THE REQUEST >> Write out the listing below again, precisely as it is given.

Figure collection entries
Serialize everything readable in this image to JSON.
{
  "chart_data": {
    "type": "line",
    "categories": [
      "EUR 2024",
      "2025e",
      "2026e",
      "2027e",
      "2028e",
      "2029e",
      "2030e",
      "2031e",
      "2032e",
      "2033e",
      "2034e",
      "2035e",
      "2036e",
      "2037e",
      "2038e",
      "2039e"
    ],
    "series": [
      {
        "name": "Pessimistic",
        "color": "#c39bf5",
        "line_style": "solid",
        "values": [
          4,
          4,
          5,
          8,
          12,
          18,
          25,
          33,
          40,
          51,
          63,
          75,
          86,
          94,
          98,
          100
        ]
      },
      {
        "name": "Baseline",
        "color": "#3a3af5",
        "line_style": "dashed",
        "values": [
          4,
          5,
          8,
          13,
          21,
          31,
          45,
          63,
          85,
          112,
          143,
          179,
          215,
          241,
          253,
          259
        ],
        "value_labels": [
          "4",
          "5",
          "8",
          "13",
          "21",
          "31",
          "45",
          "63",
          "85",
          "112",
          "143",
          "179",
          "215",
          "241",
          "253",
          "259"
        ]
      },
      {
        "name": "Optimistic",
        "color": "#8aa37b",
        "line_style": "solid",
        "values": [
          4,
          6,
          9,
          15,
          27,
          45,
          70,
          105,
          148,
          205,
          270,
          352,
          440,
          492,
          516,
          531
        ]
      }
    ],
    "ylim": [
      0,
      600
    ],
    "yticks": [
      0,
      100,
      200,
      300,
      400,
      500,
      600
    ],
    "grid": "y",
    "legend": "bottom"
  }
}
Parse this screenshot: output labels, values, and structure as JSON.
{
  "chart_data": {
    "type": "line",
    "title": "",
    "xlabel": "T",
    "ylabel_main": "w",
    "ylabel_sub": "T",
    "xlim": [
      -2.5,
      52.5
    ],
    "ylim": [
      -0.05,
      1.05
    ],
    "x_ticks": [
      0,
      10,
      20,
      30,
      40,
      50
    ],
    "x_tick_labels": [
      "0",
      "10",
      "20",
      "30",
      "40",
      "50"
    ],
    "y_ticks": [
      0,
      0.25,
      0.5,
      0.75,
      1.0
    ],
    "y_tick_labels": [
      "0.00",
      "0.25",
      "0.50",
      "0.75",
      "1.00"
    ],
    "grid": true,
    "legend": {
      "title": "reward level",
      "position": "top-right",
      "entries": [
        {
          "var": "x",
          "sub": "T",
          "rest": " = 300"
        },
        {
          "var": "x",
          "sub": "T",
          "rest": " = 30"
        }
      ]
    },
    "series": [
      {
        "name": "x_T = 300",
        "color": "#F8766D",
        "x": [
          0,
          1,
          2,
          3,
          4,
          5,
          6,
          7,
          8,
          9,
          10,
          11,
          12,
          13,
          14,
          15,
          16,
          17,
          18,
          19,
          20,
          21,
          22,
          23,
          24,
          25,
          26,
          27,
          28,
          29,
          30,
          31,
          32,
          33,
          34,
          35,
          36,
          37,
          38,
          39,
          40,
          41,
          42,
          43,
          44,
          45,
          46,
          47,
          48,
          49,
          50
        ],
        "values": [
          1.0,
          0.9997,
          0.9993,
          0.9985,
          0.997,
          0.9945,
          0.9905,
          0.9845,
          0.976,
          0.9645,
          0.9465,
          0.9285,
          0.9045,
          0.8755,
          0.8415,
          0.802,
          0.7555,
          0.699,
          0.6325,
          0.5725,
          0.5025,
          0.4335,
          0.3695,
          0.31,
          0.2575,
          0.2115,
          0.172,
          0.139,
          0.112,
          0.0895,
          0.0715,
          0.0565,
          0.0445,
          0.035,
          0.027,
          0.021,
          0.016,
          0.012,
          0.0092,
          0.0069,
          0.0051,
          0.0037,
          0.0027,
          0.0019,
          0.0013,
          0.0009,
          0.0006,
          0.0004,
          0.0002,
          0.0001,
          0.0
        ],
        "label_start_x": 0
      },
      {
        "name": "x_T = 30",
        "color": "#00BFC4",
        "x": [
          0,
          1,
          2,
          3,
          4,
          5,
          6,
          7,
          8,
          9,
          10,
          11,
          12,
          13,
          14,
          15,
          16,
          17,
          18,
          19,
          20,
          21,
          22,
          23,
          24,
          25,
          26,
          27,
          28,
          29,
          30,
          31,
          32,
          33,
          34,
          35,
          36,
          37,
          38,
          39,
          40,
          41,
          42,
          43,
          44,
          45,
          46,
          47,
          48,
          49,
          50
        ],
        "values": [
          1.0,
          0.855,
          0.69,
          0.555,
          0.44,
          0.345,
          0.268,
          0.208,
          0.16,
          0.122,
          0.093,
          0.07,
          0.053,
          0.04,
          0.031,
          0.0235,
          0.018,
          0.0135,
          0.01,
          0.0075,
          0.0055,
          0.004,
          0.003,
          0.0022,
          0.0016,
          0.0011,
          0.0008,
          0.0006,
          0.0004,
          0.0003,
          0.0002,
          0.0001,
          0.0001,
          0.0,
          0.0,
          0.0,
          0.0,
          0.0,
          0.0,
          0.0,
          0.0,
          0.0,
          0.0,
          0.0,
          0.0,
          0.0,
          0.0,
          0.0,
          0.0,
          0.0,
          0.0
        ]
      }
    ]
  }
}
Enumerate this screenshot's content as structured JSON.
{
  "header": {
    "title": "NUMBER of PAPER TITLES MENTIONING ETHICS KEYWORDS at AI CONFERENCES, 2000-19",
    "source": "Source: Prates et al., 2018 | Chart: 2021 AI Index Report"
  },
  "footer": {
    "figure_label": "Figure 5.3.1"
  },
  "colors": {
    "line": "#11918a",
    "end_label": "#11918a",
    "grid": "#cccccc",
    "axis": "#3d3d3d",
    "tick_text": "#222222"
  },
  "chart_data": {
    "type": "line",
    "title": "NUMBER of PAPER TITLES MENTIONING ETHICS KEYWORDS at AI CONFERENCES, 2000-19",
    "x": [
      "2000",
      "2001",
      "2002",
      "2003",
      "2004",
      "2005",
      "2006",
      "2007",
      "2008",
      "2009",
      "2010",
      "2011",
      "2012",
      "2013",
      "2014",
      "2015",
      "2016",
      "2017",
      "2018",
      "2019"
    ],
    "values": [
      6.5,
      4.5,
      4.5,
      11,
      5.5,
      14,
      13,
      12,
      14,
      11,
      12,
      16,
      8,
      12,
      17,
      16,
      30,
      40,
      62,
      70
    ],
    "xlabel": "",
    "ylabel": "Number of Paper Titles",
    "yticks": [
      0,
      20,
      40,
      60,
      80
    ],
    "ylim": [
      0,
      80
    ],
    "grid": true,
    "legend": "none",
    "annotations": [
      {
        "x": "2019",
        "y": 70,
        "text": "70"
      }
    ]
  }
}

COMPLETE ANSWER >>
Serialize everything readable in this image to JSON.
{
  "chart_data": {
    "type": "line",
    "categories": [
      "EUR 2024",
      "2025e",
      "2026e",
      "2027e",
      "2028e",
      "2029e",
      "2030e",
      "2031e",
      "2032e",
      "2033e",
      "2034e",
      "2035e",
      "2036e",
      "2037e",
      "2038e",
      "2039e"
    ],
    "series": [
      {
        "name": "Pessimistic",
        "color": "#c39bf5",
        "line_style": "solid",
        "values": [
          4,
          4,
          5,
          8,
          12,
          18,
          25,
          33,
          40,
          51,
          63,
          75,
          86,
          94,
          98,
          100
        ]
      },
      {
        "name": "Baseline",
        "color": "#3a3af5",
        "line_style": "dashed",
        "values": [
          4,
          5,
          8,
          13,
          21,
          31,
          45,
          63,
          85,
          112,
          143,
          179,
          215,
          241,
          253,
          259
        ],
        "value_labels": [
          "4",
          "5",
          "8",
          "13",
          "21",
          "31",
          "45",
          "63",
          "85",
          "112",
          "143",
          "179",
          "215",
          "241",
          "253",
          "259"
        ]
      },
      {
        "name": "Optimistic",
        "color": "#8aa37b",
        "line_style": "solid",
        "values": [
          4,
          6,
          9,
          15,
          27,
          45,
          70,
          105,
          148,
          205,
          270,
          352,
          440,
          492,
          516,
          531
        ]
      }
    ],
    "ylim": [
      0,
      600
    ],
    "yticks": [
      0,
      100,
      200,
      300,
      400,
      500,
      600
    ],
    "grid": "y",
    "legend": "bottom"
  }
}
Parse this screenshot: output labels, values, and structure as JSON.
{
  "chart_data": {
    "type": "line",
    "title": "",
    "xlabel": "T",
    "ylabel_main": "w",
    "ylabel_sub": "T",
    "xlim": [
      -2.5,
      52.5
    ],
    "ylim": [
      -0.05,
      1.05
    ],
    "x_ticks": [
      0,
      10,
      20,
      30,
      40,
      50
    ],
    "x_tick_labels": [
      "0",
      "10",
      "20",
      "30",
      "40",
      "50"
    ],
    "y_ticks": [
      0,
      0.25,
      0.5,
      0.75,
      1.0
    ],
    "y_tick_labels": [
      "0.00",
      "0.25",
      "0.50",
      "0.75",
      "1.00"
    ],
    "grid": true,
    "legend": {
      "title": "reward level",
      "position": "top-right",
      "entries": [
        {
          "var": "x",
          "sub": "T",
          "rest": " = 300"
        },
        {
          "var": "x",
          "sub": "T",
          "rest": " = 30"
        }
      ]
    },
    "series": [
      {
        "name": "x_T = 300",
        "color": "#F8766D",
        "x": [
          0,
          1,
          2,
          3,
          4,
          5,
          6,
          7,
          8,
          9,
          10,
          11,
          12,
          13,
          14,
          15,
          16,
          17,
          18,
          19,
          20,
          21,
          22,
          23,
          24,
          25,
          26,
          27,
          28,
          29,
          30,
          31,
          32,
          33,
          34,
          35,
          36,
          37,
          38,
          39,
          40,
          41,
          42,
          43,
          44,
          45,
          46,
          47,
          48,
          49,
          50
        ],
        "values": [
          1.0,
          0.9997,
          0.9993,
          0.9985,
          0.997,
          0.9945,
          0.9905,
          0.9845,
          0.976,
          0.9645,
          0.9465,
          0.9285,
          0.9045,
          0.8755,
          0.8415,
          0.802,
          0.7555,
          0.699,
          0.6325,
          0.5725,
          0.5025,
          0.4335,
          0.3695,
          0.31,
          0.2575,
          0.2115,
          0.172,
          0.139,
          0.112,
          0.0895,
          0.0715,
          0.0565,
          0.0445,
          0.035,
          0.027,
          0.021,
          0.016,
          0.012,
          0.0092,
          0.0069,
          0.0051,
          0.0037,
          0.0027,
          0.0019,
          0.0013,
          0.0009,
          0.0006,
          0.0004,
          0.0002,
          0.0001,
          0.0
        ],
        "label_start_x": 0
      },
      {
        "name": "x_T = 30",
        "color": "#00BFC4",
        "x": [
          0,
          1,
          2,
          3,
          4,
          5,
          6,
          7,
          8,
          9,
          10,
          11,
          12,
          13,
          14,
          15,
          16,
          17,
          18,
          19,
          20,
          21,
          22,
          23,
          24,
          25,
          26,
          27,
          28,
          29,
          30,
          31,
          32,
          33,
          34,
          35,
          36,
          37,
          38,
          39,
          40,
          41,
          42,
          43,
          44,
          45,
          46,
          47,
          48,
          49,
          50
        ],
        "values": [
          1.0,
          0.855,
          0.69,
          0.555,
          0.44,
          0.345,
          0.268,
          0.208,
          0.16,
          0.122,
          0.093,
          0.07,
          0.053,
          0.04,
          0.031,
          0.0235,
          0.018,
          0.0135,
          0.01,
          0.0075,
          0.0055,
          0.004,
          0.003,
          0.0022,
          0.0016,
          0.0011,
          0.0008,
          0.0006,
          0.0004,
          0.0003,
          0.0002,
          0.0001,
          0.0001,
          0.0,
          0.0,
          0.0,
          0.0,
          0.0,
          0.0,
          0.0,
          0.0,
          0.0,
          0.0,
          0.0,
          0.0,
          0.0,
          0.0,
          0.0,
          0.0,
          0.0,
          0.0
        ]
      }
    ]
  }
}
Enumerate this screenshot's content as structured JSON.
{
  "header": {
    "title": "NUMBER of PAPER TITLES MENTIONING ETHICS KEYWORDS at AI CONFERENCES, 2000-19",
    "source": "Source: Prates et al., 2018 | Chart: 2021 AI Index Report"
  },
  "footer": {
    "figure_label": "Figure 5.3.1"
  },
  "colors": {
    "line": "#11918a",
    "end_label": "#11918a",
    "grid": "#cccccc",
    "axis": "#3d3d3d",
    "tick_text": "#222222"
  },
  "chart_data": {
    "type": "line",
    "title": "NUMBER of PAPER TITLES MENTIONING ETHICS KEYWORDS at AI CONFERENCES, 2000-19",
    "x": [
      "2000",
      "2001",
      "2002",
      "2003",
      "2004",
      "2005",
      "2006",
      "2007",
      "2008",
      "2009",
      "2010",
      "2011",
      "2012",
      "2013",
      "2014",
      "2015",
      "2016",
      "2017",
      "2018",
      "2019"
    ],
    "values": [
      6.5,
      4.5,
      4.5,
      11,
      5.5,
      14,
      13,
      12,
      14,
      11,
      12,
      16,
      8,
      12,
      17,
      16,
      30,
      40,
      62,
      70
    ],
    "xlabel": "",
    "ylabel": "Number of Paper Titles",
    "yticks": [
      0,
      20,
      40,
      60,
      80
    ],
    "ylim": [
      0,
      80
    ],
    "grid": true,
    "legend": "none",
    "annotations": [
      {
        "x": "2019",
        "y": 70,
        "text": "70"
      }
    ]
  }
}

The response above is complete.